** Saved data entries **
# # #

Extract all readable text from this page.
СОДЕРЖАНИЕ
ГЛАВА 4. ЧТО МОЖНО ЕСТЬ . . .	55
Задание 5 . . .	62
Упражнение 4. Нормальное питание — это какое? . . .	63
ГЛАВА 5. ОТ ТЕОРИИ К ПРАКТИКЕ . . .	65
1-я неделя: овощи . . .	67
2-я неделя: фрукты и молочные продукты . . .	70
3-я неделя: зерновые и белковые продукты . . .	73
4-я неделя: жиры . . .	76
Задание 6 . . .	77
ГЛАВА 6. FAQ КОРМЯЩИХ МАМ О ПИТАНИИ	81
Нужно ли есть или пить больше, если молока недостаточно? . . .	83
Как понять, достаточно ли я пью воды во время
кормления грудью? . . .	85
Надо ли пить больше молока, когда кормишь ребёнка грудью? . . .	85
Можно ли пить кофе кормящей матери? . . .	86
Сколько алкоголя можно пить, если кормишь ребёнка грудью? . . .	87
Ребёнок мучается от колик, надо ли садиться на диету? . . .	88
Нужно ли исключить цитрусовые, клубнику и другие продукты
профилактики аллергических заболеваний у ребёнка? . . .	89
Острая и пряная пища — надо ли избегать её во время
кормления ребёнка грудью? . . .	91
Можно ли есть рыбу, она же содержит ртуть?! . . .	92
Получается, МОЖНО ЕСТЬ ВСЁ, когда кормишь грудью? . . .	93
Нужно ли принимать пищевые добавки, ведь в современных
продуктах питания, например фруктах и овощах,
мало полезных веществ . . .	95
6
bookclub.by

# # #

** PROBLEM STATEMENT **
Copy all of the data. Keep every word exactly as it is.

** SOLVED PROBLEM **
Extract all readable text from this page.
СОДЕРЖАНИЕ
ГЛАВА 4. ЧТО МОЖНО ЕСТЬ . . .	55
Задание 5 . . .	62
Упражнение 4. Нормальное питание — это какое? . . .	63
ГЛАВА 5. ОТ ТЕОРИИ К ПРАКТИКЕ . . .	65
1-я неделя: овощи . . .	67
2-я неделя: фрукты и молочные продукты . . .	70
3-я неделя: зерновые и белковые продукты . . .	73
4-я неделя: жиры . . .	76
Задание 6 . . .	77
ГЛАВА 6. FAQ КОРМЯЩИХ МАМ О ПИТАНИИ	81
Нужно ли есть или пить больше, если молока недостаточно? . . .	83
Как понять, достаточно ли я пью воды во время
кормления грудью? . . .	85
Надо ли пить больше молока, когда кормишь ребёнка грудью? . . .	85
Можно ли пить кофе кормящей матери? . . .	86
Сколько алкоголя можно пить, если кормишь ребёнка грудью? . . .	87
Ребёнок мучается от колик, надо ли садиться на диету? . . .	88
Нужно ли исключить цитрусовые, клубнику и другие продукты
профилактики аллергических заболеваний у ребёнка? . . .	89
Острая и пряная пища — надо ли избегать её во время
кормления ребёнка грудью? . . .	91
Можно ли есть рыбу, она же содержит ртуть?! . . .	92
Получается, МОЖНО ЕСТЬ ВСЁ, когда кормишь грудью? . . .	93
Нужно ли принимать пищевые добавки, ведь в современных
продуктах питания, например фруктах и овощах,
мало полезных веществ . . .	95
6
bookclub.by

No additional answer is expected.